PROBLEM DETAILS - Reproduce all of the data exactly.

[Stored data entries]
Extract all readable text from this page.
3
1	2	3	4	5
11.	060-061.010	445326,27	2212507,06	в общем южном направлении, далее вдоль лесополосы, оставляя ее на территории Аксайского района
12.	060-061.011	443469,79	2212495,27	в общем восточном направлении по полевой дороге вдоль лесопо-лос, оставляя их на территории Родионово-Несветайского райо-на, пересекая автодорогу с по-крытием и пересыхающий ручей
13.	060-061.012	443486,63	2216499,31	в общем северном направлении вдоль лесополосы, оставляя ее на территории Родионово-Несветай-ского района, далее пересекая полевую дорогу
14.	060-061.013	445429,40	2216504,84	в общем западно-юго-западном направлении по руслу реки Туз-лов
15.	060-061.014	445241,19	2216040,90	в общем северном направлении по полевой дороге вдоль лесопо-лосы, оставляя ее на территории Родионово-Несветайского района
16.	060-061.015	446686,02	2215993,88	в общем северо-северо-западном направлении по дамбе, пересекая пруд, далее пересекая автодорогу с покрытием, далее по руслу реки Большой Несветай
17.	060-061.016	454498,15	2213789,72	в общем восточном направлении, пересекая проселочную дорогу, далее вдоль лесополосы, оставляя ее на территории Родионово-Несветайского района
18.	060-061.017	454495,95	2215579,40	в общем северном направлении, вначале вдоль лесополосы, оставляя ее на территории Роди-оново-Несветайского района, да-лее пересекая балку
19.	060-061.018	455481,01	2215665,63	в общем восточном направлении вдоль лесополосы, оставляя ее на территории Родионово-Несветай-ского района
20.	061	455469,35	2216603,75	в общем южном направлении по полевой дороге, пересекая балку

SOLUTION FOR THIS TASK -
Extract all readable text from this page.
3
1	2	3	4	5
11.	060-061.010	445326,27	2212507,06	в общем южном направлении, далее вдоль лесополосы, оставляя ее на территории Аксайского района
12.	060-061.011	443469,79	2212495,27	в общем восточном направлении по полевой дороге вдоль лесопо-лос, оставляя их на территории Родионово-Несветайского райо-на, пересекая автодорогу с по-крытием и пересыхающий ручей
13.	060-061.012	443486,63	2216499,31	в общем северном направлении вдоль лесополосы, оставляя ее на территории Родионово-Несветай-ского района, далее пересекая полевую дорогу
14.	060-061.013	445429,40	2216504,84	в общем западно-юго-западном направлении по руслу реки Туз-лов
15.	060-061.014	445241,19	2216040,90	в общем северном направлении по полевой дороге вдоль лесопо-лосы, оставляя ее на территории Родионово-Несветайского района
16.	060-061.015	446686,02	2215993,88	в общем северо-северо-западном направлении по дамбе, пересекая пруд, далее пересекая автодорогу с покрытием, далее по руслу реки Большой Несветай
17.	060-061.016	454498,15	2213789,72	в общем восточном направлении, пересекая проселочную дорогу, далее вдоль лесополосы, оставляя ее на территории Родионово-Несветайского района
18.	060-061.017	454495,95	2215579,40	в общем северном направлении, вначале вдоль лесополосы, оставляя ее на территории Роди-оново-Несветайского района, да-лее пересекая балку
19.	060-061.018	455481,01	2215665,63	в общем восточном направлении вдоль лесополосы, оставляя ее на территории Родионово-Несветай-ского района
20.	061	455469,35	2216603,75	в общем южном направлении по полевой дороге, пересекая балку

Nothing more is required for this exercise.